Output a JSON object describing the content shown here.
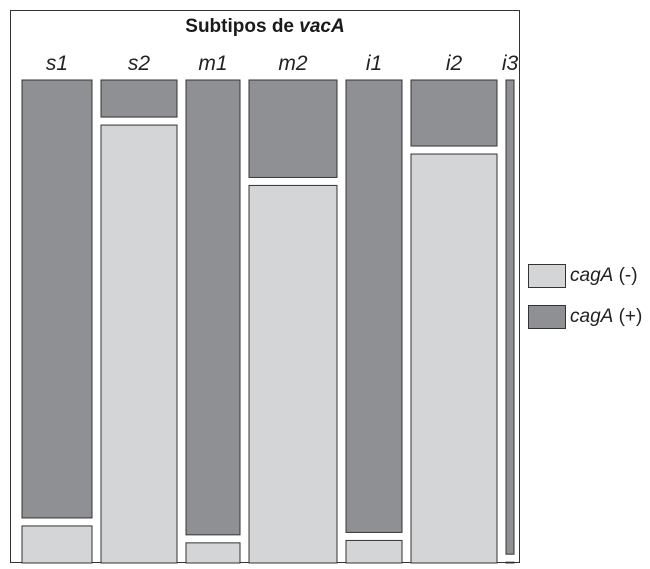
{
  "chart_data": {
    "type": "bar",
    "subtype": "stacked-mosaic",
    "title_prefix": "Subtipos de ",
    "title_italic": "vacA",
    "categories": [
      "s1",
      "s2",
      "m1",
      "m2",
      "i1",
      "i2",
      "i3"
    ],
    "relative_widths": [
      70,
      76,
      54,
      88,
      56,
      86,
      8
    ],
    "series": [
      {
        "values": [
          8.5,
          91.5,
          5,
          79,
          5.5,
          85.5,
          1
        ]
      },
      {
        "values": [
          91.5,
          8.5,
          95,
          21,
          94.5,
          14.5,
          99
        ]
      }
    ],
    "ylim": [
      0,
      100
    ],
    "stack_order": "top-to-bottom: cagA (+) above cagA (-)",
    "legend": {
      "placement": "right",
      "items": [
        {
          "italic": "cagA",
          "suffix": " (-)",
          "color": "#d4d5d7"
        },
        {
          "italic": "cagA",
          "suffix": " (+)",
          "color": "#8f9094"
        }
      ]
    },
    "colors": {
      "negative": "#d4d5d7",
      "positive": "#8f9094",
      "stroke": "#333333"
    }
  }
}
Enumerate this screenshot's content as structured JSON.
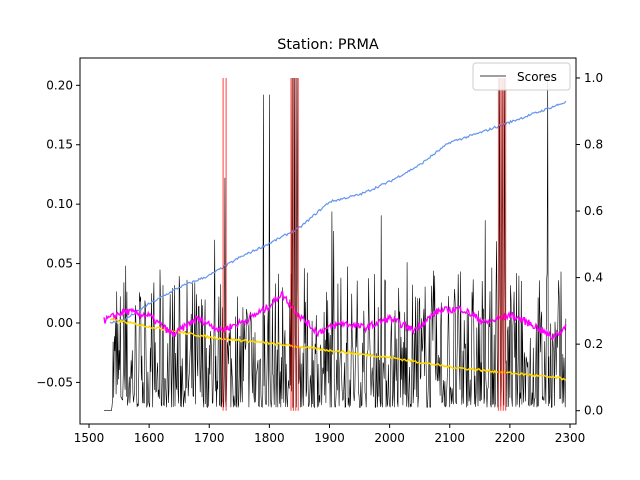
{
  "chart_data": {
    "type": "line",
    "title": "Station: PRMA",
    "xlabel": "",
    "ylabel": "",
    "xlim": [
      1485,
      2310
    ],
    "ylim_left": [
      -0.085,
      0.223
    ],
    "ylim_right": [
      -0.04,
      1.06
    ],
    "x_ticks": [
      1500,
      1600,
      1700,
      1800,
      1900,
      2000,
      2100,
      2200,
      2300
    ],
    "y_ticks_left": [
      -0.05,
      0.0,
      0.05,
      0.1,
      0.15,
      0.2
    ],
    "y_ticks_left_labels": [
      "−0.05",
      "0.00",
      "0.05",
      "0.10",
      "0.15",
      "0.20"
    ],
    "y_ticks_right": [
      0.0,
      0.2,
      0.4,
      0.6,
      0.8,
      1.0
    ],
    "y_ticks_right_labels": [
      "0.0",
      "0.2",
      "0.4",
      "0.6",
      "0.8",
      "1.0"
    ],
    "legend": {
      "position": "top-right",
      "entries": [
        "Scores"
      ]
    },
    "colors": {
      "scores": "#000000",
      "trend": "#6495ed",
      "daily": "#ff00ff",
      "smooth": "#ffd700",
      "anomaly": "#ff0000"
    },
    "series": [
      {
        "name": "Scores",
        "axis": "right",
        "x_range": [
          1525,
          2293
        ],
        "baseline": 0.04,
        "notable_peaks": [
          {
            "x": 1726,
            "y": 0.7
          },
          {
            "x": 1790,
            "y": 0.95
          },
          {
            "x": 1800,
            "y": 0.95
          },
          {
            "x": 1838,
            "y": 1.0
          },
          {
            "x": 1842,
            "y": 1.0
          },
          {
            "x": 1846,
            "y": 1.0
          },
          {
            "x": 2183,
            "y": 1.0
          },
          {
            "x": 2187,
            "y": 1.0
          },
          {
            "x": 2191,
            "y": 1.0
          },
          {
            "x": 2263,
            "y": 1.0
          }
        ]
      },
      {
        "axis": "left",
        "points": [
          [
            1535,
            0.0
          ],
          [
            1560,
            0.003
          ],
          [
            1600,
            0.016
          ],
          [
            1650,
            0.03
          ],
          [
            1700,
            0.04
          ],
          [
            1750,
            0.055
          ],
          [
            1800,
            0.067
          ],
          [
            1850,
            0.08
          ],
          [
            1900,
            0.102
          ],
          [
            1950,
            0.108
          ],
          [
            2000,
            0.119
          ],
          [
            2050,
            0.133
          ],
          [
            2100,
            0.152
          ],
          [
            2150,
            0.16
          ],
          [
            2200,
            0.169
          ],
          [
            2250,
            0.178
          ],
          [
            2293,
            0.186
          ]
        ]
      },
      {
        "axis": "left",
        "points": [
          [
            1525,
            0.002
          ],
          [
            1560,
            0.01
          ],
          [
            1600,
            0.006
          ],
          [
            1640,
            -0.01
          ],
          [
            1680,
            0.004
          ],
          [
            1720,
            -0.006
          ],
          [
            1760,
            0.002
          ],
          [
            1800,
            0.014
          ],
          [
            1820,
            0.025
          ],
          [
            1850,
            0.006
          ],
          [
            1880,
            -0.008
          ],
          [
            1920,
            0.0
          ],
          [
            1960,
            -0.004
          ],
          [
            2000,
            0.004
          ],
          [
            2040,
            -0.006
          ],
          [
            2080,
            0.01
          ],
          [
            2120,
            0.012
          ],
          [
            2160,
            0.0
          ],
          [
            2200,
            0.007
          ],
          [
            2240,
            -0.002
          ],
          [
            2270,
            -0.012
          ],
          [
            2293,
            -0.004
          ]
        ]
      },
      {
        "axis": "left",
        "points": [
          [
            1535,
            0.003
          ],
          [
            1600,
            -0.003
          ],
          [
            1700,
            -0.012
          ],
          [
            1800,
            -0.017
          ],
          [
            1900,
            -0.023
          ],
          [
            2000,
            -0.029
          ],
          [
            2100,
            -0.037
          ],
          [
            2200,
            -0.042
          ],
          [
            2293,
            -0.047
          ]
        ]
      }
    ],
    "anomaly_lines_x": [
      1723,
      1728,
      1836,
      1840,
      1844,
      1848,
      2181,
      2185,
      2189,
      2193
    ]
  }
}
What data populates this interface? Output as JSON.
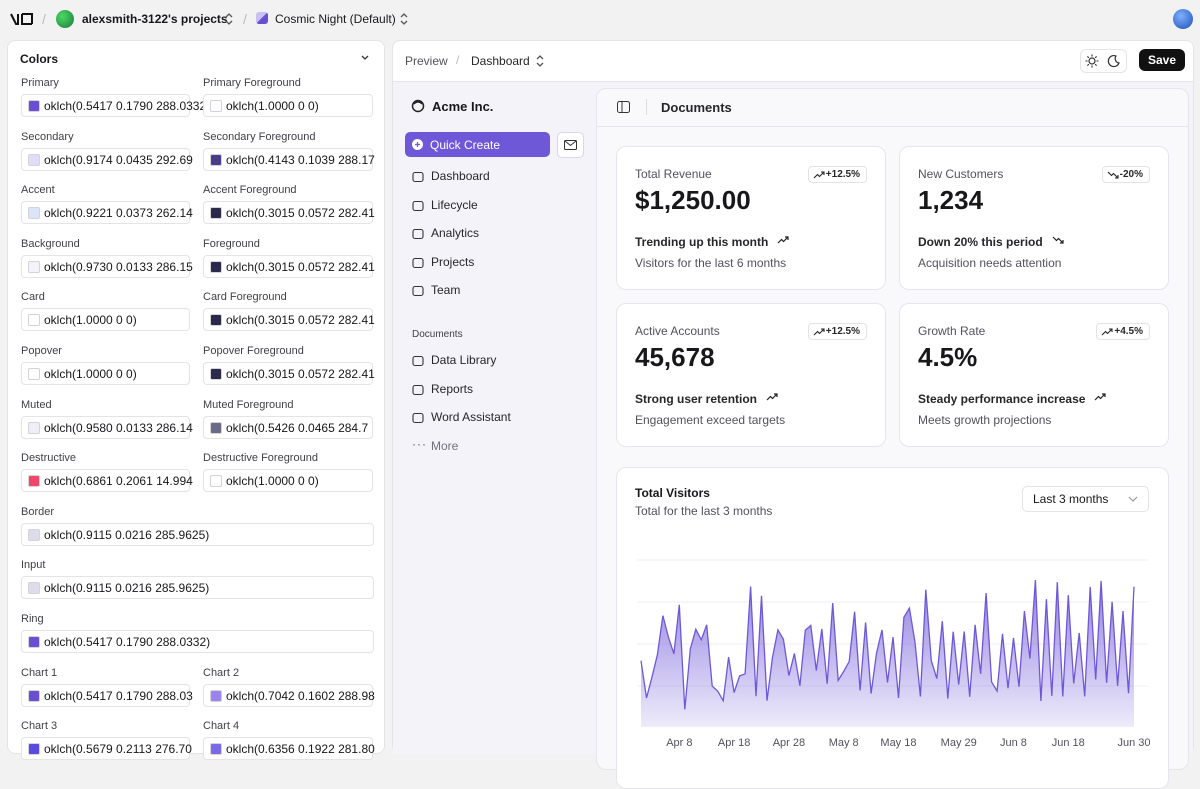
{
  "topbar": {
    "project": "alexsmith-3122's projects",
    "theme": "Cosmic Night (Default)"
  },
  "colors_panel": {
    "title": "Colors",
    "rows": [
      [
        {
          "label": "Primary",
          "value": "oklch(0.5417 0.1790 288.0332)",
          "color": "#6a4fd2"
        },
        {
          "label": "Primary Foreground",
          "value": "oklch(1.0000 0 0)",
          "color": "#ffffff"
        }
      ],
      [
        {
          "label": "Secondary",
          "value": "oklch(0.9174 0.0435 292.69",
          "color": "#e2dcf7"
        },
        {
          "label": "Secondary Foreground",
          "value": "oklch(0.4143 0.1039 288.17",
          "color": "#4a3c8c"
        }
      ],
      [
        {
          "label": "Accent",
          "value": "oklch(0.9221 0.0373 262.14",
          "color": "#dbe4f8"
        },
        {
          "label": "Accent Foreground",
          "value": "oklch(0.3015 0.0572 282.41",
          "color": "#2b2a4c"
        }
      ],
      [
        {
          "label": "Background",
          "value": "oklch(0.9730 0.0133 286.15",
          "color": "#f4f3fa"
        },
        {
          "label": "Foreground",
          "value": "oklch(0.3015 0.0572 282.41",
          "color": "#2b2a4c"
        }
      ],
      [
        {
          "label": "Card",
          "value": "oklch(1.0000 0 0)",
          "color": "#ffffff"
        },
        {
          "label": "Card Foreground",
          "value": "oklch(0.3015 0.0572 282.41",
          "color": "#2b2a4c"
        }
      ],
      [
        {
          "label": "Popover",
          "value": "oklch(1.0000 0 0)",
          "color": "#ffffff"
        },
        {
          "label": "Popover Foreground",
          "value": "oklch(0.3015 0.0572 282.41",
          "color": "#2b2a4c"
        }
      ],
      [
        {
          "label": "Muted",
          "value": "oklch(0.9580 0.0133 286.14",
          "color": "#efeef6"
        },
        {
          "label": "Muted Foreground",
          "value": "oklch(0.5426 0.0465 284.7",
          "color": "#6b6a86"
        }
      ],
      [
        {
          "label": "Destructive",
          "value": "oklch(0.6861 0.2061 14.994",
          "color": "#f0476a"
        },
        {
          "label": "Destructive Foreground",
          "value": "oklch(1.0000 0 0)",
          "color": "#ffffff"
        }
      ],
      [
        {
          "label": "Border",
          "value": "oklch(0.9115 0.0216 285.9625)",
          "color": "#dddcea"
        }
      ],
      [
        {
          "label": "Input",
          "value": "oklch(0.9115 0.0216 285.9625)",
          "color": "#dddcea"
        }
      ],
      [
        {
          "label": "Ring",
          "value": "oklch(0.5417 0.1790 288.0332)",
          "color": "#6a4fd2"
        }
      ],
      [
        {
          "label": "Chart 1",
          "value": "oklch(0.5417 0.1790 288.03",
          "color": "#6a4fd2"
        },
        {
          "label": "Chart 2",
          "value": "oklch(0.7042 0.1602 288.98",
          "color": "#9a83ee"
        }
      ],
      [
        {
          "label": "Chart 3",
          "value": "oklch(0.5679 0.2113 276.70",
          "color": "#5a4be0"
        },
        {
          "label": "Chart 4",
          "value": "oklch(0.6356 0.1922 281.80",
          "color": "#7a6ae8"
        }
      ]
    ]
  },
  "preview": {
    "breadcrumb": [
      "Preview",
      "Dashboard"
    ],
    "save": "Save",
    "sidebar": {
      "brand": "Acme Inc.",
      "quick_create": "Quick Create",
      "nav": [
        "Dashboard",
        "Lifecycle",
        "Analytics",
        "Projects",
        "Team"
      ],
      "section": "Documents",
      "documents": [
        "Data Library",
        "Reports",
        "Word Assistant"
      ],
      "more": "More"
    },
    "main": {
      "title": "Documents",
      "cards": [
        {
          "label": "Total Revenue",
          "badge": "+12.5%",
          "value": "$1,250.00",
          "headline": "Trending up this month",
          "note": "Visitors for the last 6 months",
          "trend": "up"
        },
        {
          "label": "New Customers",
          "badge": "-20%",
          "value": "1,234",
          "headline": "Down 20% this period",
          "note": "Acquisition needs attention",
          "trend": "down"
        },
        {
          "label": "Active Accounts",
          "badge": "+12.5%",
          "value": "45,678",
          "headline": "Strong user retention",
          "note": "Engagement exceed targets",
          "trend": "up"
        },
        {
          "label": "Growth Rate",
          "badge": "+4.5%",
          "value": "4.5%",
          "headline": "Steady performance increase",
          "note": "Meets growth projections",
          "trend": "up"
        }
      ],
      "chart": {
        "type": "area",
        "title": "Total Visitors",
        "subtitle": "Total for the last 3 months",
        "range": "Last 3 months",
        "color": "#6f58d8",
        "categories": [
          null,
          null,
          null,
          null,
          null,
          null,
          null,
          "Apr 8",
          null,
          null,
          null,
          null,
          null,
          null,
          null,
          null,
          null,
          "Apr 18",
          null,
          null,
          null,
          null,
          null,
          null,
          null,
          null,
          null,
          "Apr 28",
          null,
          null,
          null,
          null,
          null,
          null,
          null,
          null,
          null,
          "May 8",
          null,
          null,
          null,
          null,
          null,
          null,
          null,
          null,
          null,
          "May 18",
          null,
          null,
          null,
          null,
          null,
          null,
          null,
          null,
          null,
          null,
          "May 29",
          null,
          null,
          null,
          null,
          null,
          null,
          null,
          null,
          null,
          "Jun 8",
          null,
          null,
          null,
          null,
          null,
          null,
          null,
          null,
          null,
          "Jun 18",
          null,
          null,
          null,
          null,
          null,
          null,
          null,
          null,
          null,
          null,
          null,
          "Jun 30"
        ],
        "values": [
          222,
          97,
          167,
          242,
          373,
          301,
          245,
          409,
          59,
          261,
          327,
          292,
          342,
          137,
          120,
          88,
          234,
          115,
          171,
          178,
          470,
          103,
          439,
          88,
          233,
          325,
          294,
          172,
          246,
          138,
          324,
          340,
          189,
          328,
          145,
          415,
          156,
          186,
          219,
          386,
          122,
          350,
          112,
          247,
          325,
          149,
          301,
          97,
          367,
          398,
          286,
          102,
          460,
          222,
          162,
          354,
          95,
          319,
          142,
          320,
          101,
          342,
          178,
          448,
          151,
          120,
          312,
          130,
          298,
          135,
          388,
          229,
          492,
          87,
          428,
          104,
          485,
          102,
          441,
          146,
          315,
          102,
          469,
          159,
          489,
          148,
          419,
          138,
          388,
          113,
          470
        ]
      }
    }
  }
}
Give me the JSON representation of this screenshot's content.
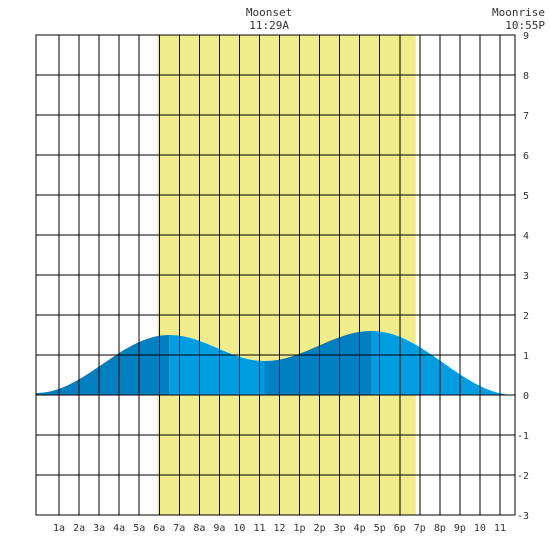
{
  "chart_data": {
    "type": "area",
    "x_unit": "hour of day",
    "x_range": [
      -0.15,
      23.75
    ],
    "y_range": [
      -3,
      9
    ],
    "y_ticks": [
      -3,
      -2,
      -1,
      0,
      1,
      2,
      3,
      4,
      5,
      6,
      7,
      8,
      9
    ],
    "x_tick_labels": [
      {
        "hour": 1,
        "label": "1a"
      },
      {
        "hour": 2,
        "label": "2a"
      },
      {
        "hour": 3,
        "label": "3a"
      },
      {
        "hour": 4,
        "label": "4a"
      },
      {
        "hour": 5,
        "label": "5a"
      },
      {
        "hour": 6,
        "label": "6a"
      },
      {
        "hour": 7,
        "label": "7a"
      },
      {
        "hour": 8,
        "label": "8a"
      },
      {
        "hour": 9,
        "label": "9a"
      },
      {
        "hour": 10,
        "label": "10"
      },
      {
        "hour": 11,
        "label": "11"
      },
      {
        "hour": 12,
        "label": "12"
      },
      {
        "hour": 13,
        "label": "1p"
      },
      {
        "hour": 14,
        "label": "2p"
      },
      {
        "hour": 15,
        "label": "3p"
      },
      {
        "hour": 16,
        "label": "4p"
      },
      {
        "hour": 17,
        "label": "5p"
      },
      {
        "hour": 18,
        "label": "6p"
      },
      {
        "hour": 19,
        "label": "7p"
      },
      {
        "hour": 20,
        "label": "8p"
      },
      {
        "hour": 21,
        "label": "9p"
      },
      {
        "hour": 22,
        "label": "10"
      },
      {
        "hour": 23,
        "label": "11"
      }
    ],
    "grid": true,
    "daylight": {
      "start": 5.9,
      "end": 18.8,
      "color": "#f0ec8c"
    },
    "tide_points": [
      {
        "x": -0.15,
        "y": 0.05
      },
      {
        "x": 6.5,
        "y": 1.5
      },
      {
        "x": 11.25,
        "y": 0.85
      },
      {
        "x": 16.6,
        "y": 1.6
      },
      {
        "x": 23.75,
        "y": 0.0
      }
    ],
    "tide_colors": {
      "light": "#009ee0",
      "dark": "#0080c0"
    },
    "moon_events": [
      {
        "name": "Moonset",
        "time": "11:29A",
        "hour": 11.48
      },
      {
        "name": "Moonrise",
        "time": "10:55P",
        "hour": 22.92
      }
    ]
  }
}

Written problem:
Filter the data, keeping only the lines that contain "content".

Exercise output:
Output a JSON object describing the content shown here.
Enumerate this screenshot's content as structured JSON.
Give me the JSON representation of this screenshot's content.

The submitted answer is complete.